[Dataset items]

==========

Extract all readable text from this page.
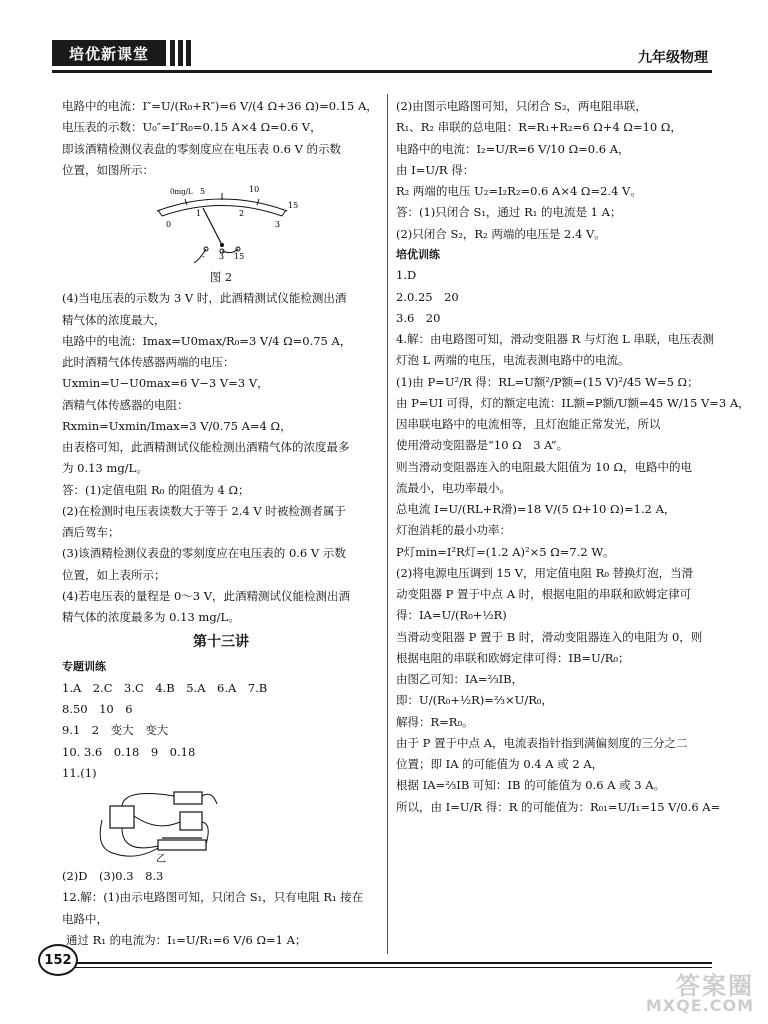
培优新课堂	九年级物理

电路中的电流：I″=U/(R₀+R″)=6 V/(4 Ω+36 Ω)=0.15 A，

电压表的示数：U₀″=I″R₀=0.15 A×4 Ω=0.6 V，

即该酒精检测仪表盘的零刻度应在电压表 0.6 V 的示数

位置，如图所示：

0mg/L 5	10
15
0
1	2
3
- 3 15

图 2

(4)当电压表的示数为 3 V 时，此酒精测试仪能检测出酒

精气体的浓度最大，

电路中的电流：Imax=U0max/R₀=3 V/4 Ω=0.75 A，

此时酒精气体传感器两端的电压：

Uxmin=U−U0max=6 V−3 V=3 V，

酒精气体传感器的电阻：

Rxmin=Uxmin/Imax=3 V/0.75 A=4 Ω，

由表格可知，此酒精测试仪能检测出酒精气体的浓度最多

为 0.13 mg/L。

答：(1)定值电阻 R₀ 的阻值为 4 Ω；

(2)在检测时电压表读数大于等于 2.4 V 时被检测者属于

酒后驾车；

(3)该酒精检测仪表盘的零刻度应在电压表的 0.6 V 示数

位置，如上表所示；

(4)若电压表的量程是 0～3 V，此酒精测试仪能检测出酒

精气体的浓度最多为 0.13 mg/L。

第十三讲
专题训练

1.A　2.C　3.C　4.B　5.A　6.A　7.B

8.50　10　6

9.1　2　变大　变大

10. 3.6　0.18　9　0.18

11.(1)

乙

(2)D　(3)0.3　8.3

12.解：(1)由示电路图可知，只闭合 S₁，只有电阻 R₁ 接在

电路中，

通过 R₁ 的电流为：I₁=U/R₁=6 V/6 Ω=1 A；

(2)由图示电路图可知，只闭合 S₂，两电阻串联，

R₁、R₂ 串联的总电阻：R=R₁+R₂=6 Ω+4 Ω=10 Ω，

电路中的电流：I₂=U/R=6 V/10 Ω=0.6 A，

由 I=U/R 得：

R₂ 两端的电压 U₂=I₂R₂=0.6 A×4 Ω=2.4 V。

答：(1)只闭合 S₁，通过 R₁ 的电流是 1 A；

(2)只闭合 S₂，R₂ 两端的电压是 2.4 V。

培优训练

1.D

2.0.25　20

3.6　20

4.解：由电路图可知，滑动变阻器 R 与灯泡 L 串联，电压表测

灯泡 L 两端的电压，电流表测电路中的电流。

(1)由 P=U²/R 得：RL=U额²/P额=(15 V)²/45 W=5 Ω；

由 P=UI 可得，灯的额定电流：IL额=P额/U额=45 W/15 V=3 A，

因串联电路中的电流相等，且灯泡能正常发光，所以

使用滑动变阻器是“10 Ω　3 A”。

则当滑动变阻器连入的电阻最大阻值为 10 Ω，电路中的电

流最小，电功率最小。

总电流 I=U/(RL+R滑)=18 V/(5 Ω+10 Ω)=1.2 A，

灯泡消耗的最小功率：

P灯min=I²R灯=(1.2 A)²×5 Ω=7.2 W。

(2)将电源电压调到 15 V，用定值电阻 R₀ 替换灯泡，当滑

动变阻器 P 置于中点 A 时，根据电阻的串联和欧姆定律可

得：IA=U/(R₀+½R)

当滑动变阻器 P 置于 B 时，滑动变阻器连入的电阻为 0，则

根据电阻的串联和欧姆定律可得：IB=U/R₀；

由图乙可知：IA=⅔IB，

即：U/(R₀+½R)=⅔×U/R₀，

解得：R=R₀。

由于 P 置于中点 A，电流表指针指到满偏刻度的三分之二

位置；即 IA 的可能值为 0.4 A 或 2 A，

根据 IA=⅔IB 可知：IB 的可能值为 0.6 A 或 3 A。

所以，由 I=U/R 得：R 的可能值为：R₀₁=U/I₁=15 V/0.6 A=

152
答案圈
MXQE.COM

==========

▶ **Task to complete**: Transcribe the whole listing exactly. Pictures stay out of your copy.

▶ **Answer for the task**:
Extract all readable text from this page.
培优新课堂	九年级物理

电路中的电流：I″=U/(R₀+R″)=6 V/(4 Ω+36 Ω)=0.15 A，

电压表的示数：U₀″=I″R₀=0.15 A×4 Ω=0.6 V，

即该酒精检测仪表盘的零刻度应在电压表 0.6 V 的示数

位置，如图所示：

0mg/L 5	10
15
0
1	2
3
- 3 15

图 2

(4)当电压表的示数为 3 V 时，此酒精测试仪能检测出酒

精气体的浓度最大，

电路中的电流：Imax=U0max/R₀=3 V/4 Ω=0.75 A，

此时酒精气体传感器两端的电压：

Uxmin=U−U0max=6 V−3 V=3 V，

酒精气体传感器的电阻：

Rxmin=Uxmin/Imax=3 V/0.75 A=4 Ω，

由表格可知，此酒精测试仪能检测出酒精气体的浓度最多

为 0.13 mg/L。

答：(1)定值电阻 R₀ 的阻值为 4 Ω；

(2)在检测时电压表读数大于等于 2.4 V 时被检测者属于

酒后驾车；

(3)该酒精检测仪表盘的零刻度应在电压表的 0.6 V 示数

位置，如上表所示；

(4)若电压表的量程是 0～3 V，此酒精测试仪能检测出酒

精气体的浓度最多为 0.13 mg/L。

第十三讲
专题训练

1.A　2.C　3.C　4.B　5.A　6.A　7.B

8.50　10　6

9.1　2　变大　变大

10. 3.6　0.18　9　0.18

11.(1)

乙

(2)D　(3)0.3　8.3

12.解：(1)由示电路图可知，只闭合 S₁，只有电阻 R₁ 接在

电路中，

通过 R₁ 的电流为：I₁=U/R₁=6 V/6 Ω=1 A；

(2)由图示电路图可知，只闭合 S₂，两电阻串联，

R₁、R₂ 串联的总电阻：R=R₁+R₂=6 Ω+4 Ω=10 Ω，

电路中的电流：I₂=U/R=6 V/10 Ω=0.6 A，

由 I=U/R 得：

R₂ 两端的电压 U₂=I₂R₂=0.6 A×4 Ω=2.4 V。

答：(1)只闭合 S₁，通过 R₁ 的电流是 1 A；

(2)只闭合 S₂，R₂ 两端的电压是 2.4 V。

培优训练

1.D

2.0.25　20

3.6　20

4.解：由电路图可知，滑动变阻器 R 与灯泡 L 串联，电压表测

灯泡 L 两端的电压，电流表测电路中的电流。

(1)由 P=U²/R 得：RL=U额²/P额=(15 V)²/45 W=5 Ω；

由 P=UI 可得，灯的额定电流：IL额=P额/U额=45 W/15 V=3 A，

因串联电路中的电流相等，且灯泡能正常发光，所以

使用滑动变阻器是“10 Ω　3 A”。

则当滑动变阻器连入的电阻最大阻值为 10 Ω，电路中的电

流最小，电功率最小。

总电流 I=U/(RL+R滑)=18 V/(5 Ω+10 Ω)=1.2 A，

灯泡消耗的最小功率：

P灯min=I²R灯=(1.2 A)²×5 Ω=7.2 W。

(2)将电源电压调到 15 V，用定值电阻 R₀ 替换灯泡，当滑

动变阻器 P 置于中点 A 时，根据电阻的串联和欧姆定律可

得：IA=U/(R₀+½R)

当滑动变阻器 P 置于 B 时，滑动变阻器连入的电阻为 0，则

根据电阻的串联和欧姆定律可得：IB=U/R₀；

由图乙可知：IA=⅔IB，

即：U/(R₀+½R)=⅔×U/R₀，

解得：R=R₀。

由于 P 置于中点 A，电流表指针指到满偏刻度的三分之二

位置；即 IA 的可能值为 0.4 A 或 2 A，

根据 IA=⅔IB 可知：IB 的可能值为 0.6 A 或 3 A。

所以，由 I=U/R 得：R 的可能值为：R₀₁=U/I₁=15 V/0.6 A=

152
答案圈
MXQE.COM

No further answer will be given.